TRAVAIL DEMANDÉ:
**a.** Répondez à ces questions sur le texte de la correspondance entre Balzac et Montalembert :
(i) Combien de lettres compte leur correspondance connue aujourd'hui ?
(ii) Quelle date porte la lettre de Montalembert à Balzac ?
(iii) Dans la lettre de Balzac écrite après le 1er septembre 1831, où se trouve le repos ?
**b.** Reprenez le texte de la correspondance entre Balzac et Montalembert là où il s'arrête, et écrivez la suite.

TEXTE CITÉ:

----------------

Suivront cinq autres lettres échangées entre les deux hommes, toutes datées de la seconde moitié de l’année 1831, portant à six lettres leur correspondance aujourd’hui connue. Ces six lettres permettent de comprendre les raisons de leur admiration réciproque :

1. Balzac à Montalembert, 5 juin 1831 (voir supra). Après lui avoir adressé un exemplaire de l’Enquête, Balzac envisage d’adresser à Montalembert un exemplaire de La Peau de chagrin : “Dans quelques jours, Monsieur, lorsque j'aurai terminé un ouvrage fort difficile, La Peau de chagrin, j'oserai mettre à contribution votre bonne volonté” (vendue par la Librairie Faustroll. Inédite)
2. Montalembert à Balzac, 6 juin 1831 : “Je fais surtout des vœux non pas pour que votre livre [La Peau de chagrin] soit beau et qu’il ait du succès car votre passé m’en répond, mais pour qu’il me soit permis à moi strict moraliste de L’Avenir d’en dire tout le bien que je vous souhaite” (cf. Pléiade 31-43)
3. Balzac à Montalembert, après le 1er septembre 1831 : “J’ose espérer que L’Avenir parlera d’un livre [La Peau de chagrin]… les politiques tournent dans le même cercle et sont évidemment stationnaires… le repos est dans le gouvernement fort et hiérarchique. Nous partageons beaucoup ces idées, je crois” (cf. Pléiade 31-80)

----------------

DONNÉES BRUTES:
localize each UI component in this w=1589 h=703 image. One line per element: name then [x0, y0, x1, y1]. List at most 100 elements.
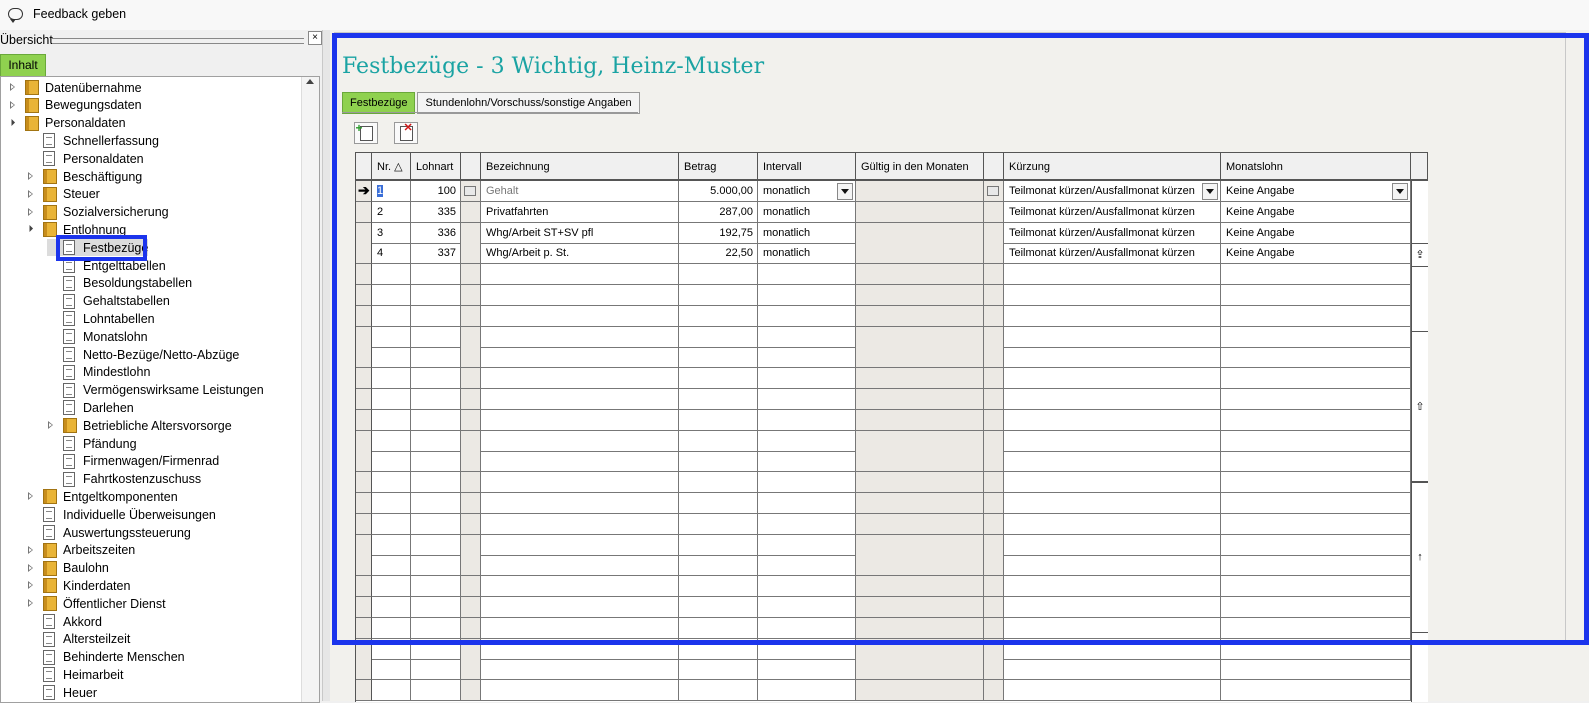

----------------

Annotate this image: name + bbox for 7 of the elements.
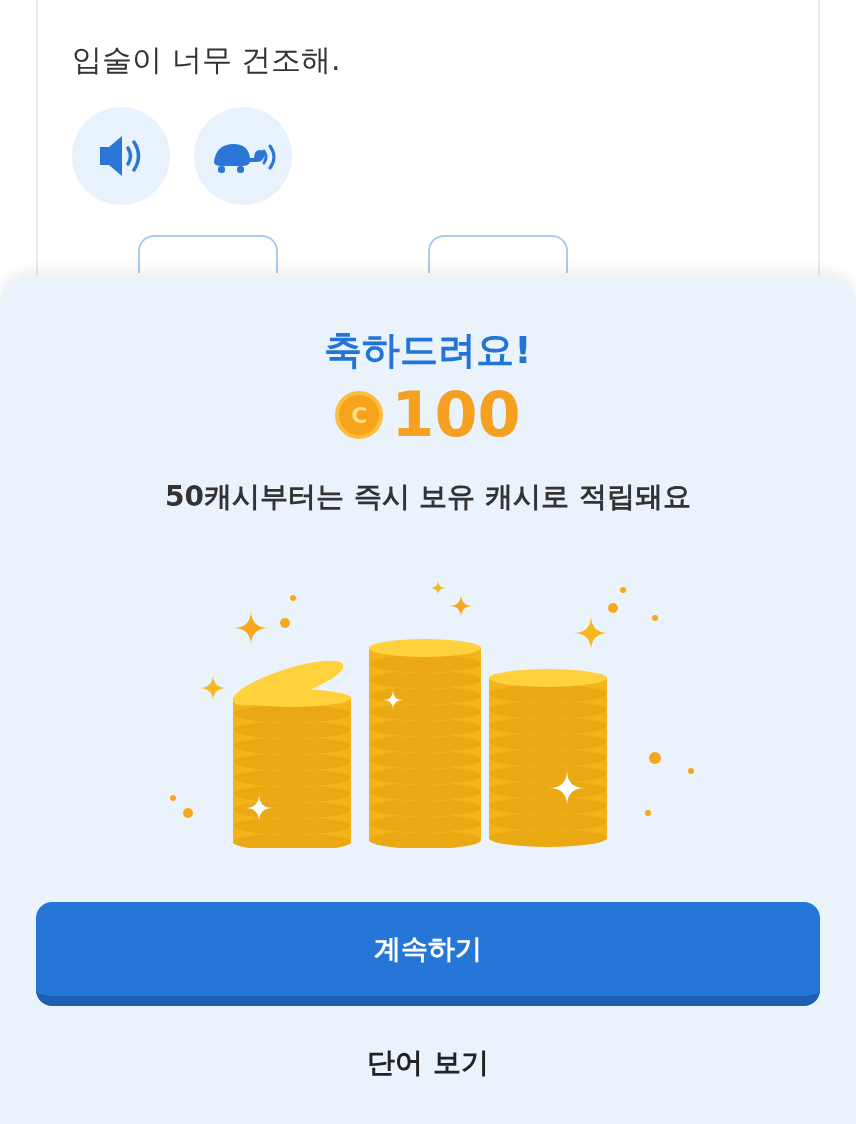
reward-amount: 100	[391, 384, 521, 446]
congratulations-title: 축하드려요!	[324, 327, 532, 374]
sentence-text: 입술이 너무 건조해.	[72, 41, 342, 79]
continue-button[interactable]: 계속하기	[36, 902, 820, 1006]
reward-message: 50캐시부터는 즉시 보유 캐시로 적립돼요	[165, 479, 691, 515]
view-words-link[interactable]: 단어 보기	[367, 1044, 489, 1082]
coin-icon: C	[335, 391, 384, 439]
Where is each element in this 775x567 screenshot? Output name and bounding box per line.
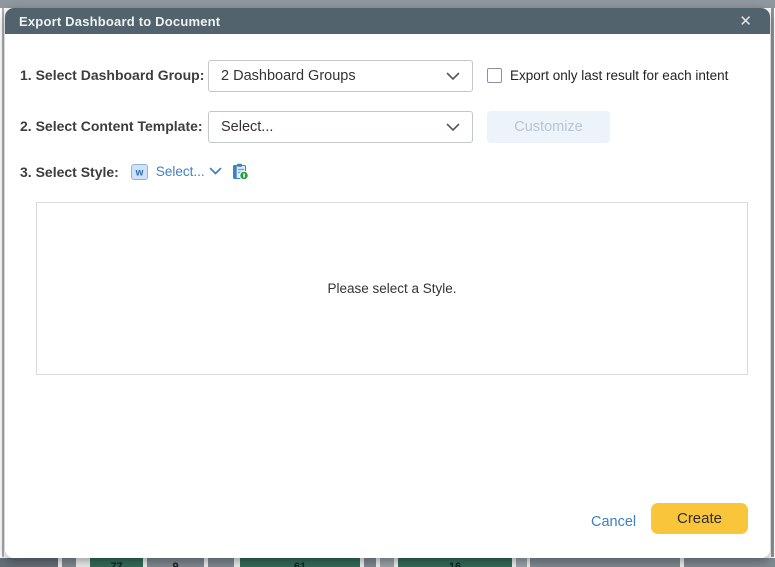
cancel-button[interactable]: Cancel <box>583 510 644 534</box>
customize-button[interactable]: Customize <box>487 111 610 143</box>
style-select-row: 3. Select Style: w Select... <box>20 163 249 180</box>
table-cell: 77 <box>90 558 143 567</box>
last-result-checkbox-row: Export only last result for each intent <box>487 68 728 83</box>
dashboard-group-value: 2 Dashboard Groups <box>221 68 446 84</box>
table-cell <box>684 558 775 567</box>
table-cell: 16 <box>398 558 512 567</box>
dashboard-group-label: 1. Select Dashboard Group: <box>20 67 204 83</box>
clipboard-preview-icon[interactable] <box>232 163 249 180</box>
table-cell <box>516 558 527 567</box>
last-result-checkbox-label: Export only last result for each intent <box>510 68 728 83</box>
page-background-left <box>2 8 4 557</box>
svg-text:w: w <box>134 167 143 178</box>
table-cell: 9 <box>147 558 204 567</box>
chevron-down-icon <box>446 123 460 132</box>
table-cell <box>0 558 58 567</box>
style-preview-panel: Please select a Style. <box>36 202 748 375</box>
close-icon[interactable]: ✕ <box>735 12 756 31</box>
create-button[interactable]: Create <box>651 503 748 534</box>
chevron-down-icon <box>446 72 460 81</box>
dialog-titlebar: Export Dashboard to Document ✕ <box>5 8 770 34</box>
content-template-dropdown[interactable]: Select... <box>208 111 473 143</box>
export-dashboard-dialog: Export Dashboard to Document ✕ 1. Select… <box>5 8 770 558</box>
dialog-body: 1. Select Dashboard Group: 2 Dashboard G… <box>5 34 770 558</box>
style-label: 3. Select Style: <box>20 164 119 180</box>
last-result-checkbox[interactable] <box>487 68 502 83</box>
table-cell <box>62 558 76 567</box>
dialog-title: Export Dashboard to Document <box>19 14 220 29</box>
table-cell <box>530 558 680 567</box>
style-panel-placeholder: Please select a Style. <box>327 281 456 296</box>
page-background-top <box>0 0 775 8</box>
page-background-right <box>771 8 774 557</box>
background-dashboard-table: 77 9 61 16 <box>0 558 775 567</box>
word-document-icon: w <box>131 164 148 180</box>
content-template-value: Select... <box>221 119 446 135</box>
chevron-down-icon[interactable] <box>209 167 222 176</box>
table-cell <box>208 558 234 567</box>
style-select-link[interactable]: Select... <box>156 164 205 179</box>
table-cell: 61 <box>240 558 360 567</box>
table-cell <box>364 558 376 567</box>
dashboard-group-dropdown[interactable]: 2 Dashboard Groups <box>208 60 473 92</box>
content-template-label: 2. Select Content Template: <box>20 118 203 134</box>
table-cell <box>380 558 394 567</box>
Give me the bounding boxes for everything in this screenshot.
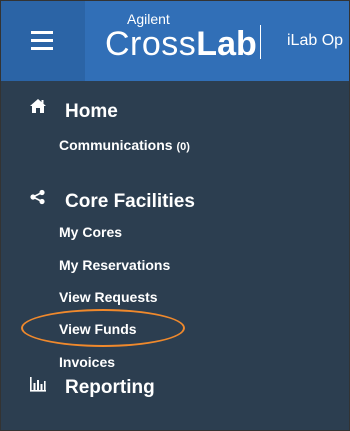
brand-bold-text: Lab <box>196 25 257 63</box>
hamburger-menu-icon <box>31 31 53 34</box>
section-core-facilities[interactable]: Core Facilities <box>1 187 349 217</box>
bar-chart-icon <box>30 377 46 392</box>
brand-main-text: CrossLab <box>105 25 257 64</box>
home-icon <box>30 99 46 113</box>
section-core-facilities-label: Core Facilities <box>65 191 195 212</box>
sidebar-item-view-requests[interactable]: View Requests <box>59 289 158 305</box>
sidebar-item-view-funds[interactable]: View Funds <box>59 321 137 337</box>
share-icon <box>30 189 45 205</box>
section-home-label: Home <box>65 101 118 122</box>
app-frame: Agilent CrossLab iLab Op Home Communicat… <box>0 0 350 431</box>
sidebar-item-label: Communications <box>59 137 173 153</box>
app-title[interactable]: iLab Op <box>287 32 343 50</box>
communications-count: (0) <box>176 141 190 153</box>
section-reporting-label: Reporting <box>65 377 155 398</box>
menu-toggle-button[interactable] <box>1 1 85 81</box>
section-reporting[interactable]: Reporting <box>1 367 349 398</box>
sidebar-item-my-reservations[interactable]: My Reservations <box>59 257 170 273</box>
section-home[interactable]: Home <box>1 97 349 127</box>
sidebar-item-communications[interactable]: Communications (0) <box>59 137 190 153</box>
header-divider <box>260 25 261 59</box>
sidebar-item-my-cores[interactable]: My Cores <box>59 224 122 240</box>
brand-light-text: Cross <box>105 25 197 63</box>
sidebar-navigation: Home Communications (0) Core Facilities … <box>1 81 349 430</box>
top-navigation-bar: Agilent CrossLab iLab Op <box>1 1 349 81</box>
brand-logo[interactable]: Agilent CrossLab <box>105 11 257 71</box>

----------------

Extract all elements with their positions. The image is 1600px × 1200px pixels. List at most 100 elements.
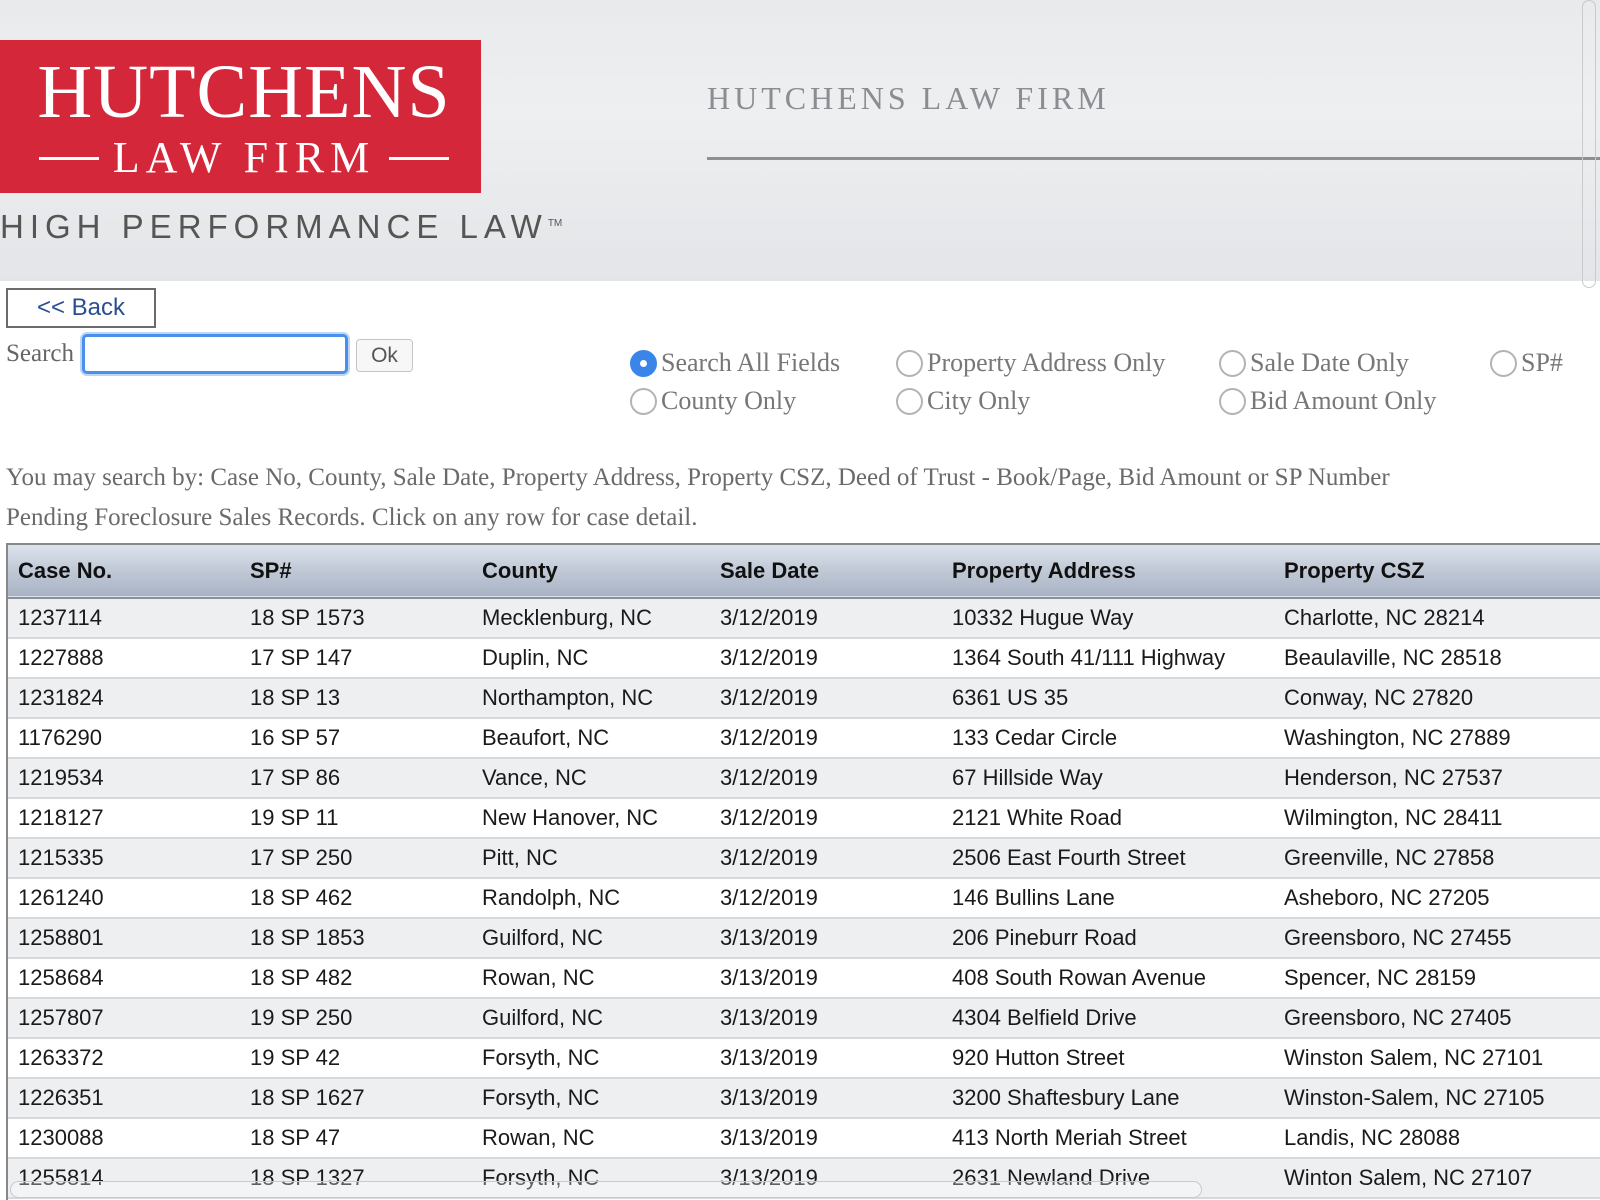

----------------

LES RÉPONSES:
**a.**
(i) Six lettres.
(ii) Le 6 juin 1831.
(iii) Dans le gouvernement fort et hiérarchique.

**b.**
4. Montalembert à Balzac, après le 1er septembre 1831 : “Vous attachez, je crois, un prix beaucoup trop grand à mon suffrage, et même à celui de L’Avenir, peu influent dans le monde littéraire. Mais, puisque vous le désirez, je vous le promets sincère et impartial” (cf. Pléiade 31-81)
5. Balzac à Montalembert, avant le 3 octobre 1831 : “J’ai l’honneur de vous envoyer mes trois volumes de Contes et romans philosophiques… plus tard, mon entreprise sera mieux développée encore… Permettez-moi de vous faire observer que je vous les envoie moins comme à un critique, que comme à un juge particulier” (cf. Pléiade 31-97)
6. Montalembert à Balzac, 17 novembre 1831 : “Quelle que soit l’opinion que j’en aie sur la tendance de vos écrits, il est impossible de n’être pas maîtrisé par votre style et votre originalité, et de ne pas vous lire avec le plus vif intérêt… Mais j’aime mieux vous remercier, au nom de tous les jeunes gens qui ont connu la pauvreté, au nom de tous les jeunes cœurs qu’un misérable amour-propre de femme a brisés, vous remercier de l’admirable seconde partie de La Peau de chagrin… Je pars donc pour la ville éternelle” (cf. Pléiade 31-120).

L’envoi de cet exemplaire de l’Enquête sur la politique des deux ministères forme donc le premier et le plus important témoignage connu d’un lien entre Balzac et Montalembert.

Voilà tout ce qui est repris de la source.